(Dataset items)
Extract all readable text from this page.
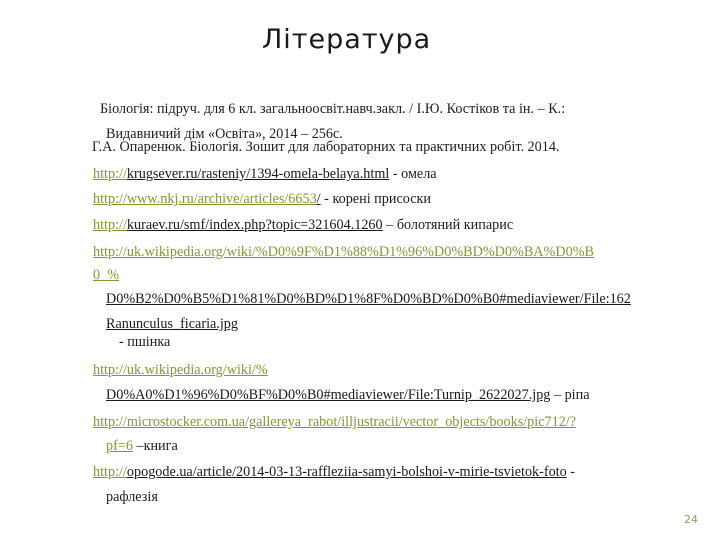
Література
Біологія: підруч. для 6 кл. загальноосвіт.навч.закл. / І.Ю. Костіков та ін. – К.:
Видавничий дім «Освіта», 2014 – 256с.
Г.А. Опаренюк. Біологія. Зошит для лабораторних та практичних робіт. 2014.
http://krugsever.ru/rasteniy/1394-omela-belaya.html - омела
http://www.nkj.ru/archive/articles/6653/ - корені присоски
http://kuraev.ru/smf/index.php?topic=321604.1260 – болотяний кипарис
http://uk.wikipedia.org/wiki/%D0%9F%D1%88%D1%96%D0%BD%D0%BA%D0%B
0_%
D0%B2%D0%B5%D1%81%D0%BD%D1%8F%D0%BD%D0%B0#mediaviewer/File:162
Ranunculus_ficaria.jpg
- пшінка
http://uk.wikipedia.org/wiki/%
D0%A0%D1%96%D0%BF%D0%B0#mediaviewer/File:Turnip_2622027.jpg – ріпа
http://microstocker.com.ua/gallereya_rabot/illjustracii/vector_objects/books/pic712/?
pf=6 –книга
http://opogode.ua/article/2014-03-13-raffleziia-samyi-bolshoi-v-mirie-tsvietok-foto -
рафлезія
24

YOUR OBJECTIVE>
All of the entries above should be duplicated exactly, except for the pictures.

FINAL RESULT>
Extract all readable text from this page.
Література
Біологія: підруч. для 6 кл. загальноосвіт.навч.закл. / І.Ю. Костіков та ін. – К.:
Видавничий дім «Освіта», 2014 – 256с.
Г.А. Опаренюк. Біологія. Зошит для лабораторних та практичних робіт. 2014.
http://krugsever.ru/rasteniy/1394-omela-belaya.html - омела
http://www.nkj.ru/archive/articles/6653/ - корені присоски
http://kuraev.ru/smf/index.php?topic=321604.1260 – болотяний кипарис
http://uk.wikipedia.org/wiki/%D0%9F%D1%88%D1%96%D0%BD%D0%BA%D0%B
0_%
D0%B2%D0%B5%D1%81%D0%BD%D1%8F%D0%BD%D0%B0#mediaviewer/File:162
Ranunculus_ficaria.jpg
- пшінка
http://uk.wikipedia.org/wiki/%
D0%A0%D1%96%D0%BF%D0%B0#mediaviewer/File:Turnip_2622027.jpg – ріпа
http://microstocker.com.ua/gallereya_rabot/illjustracii/vector_objects/books/pic712/?
pf=6 –книга
http://opogode.ua/article/2014-03-13-raffleziia-samyi-bolshoi-v-mirie-tsvietok-foto -
рафлезія
24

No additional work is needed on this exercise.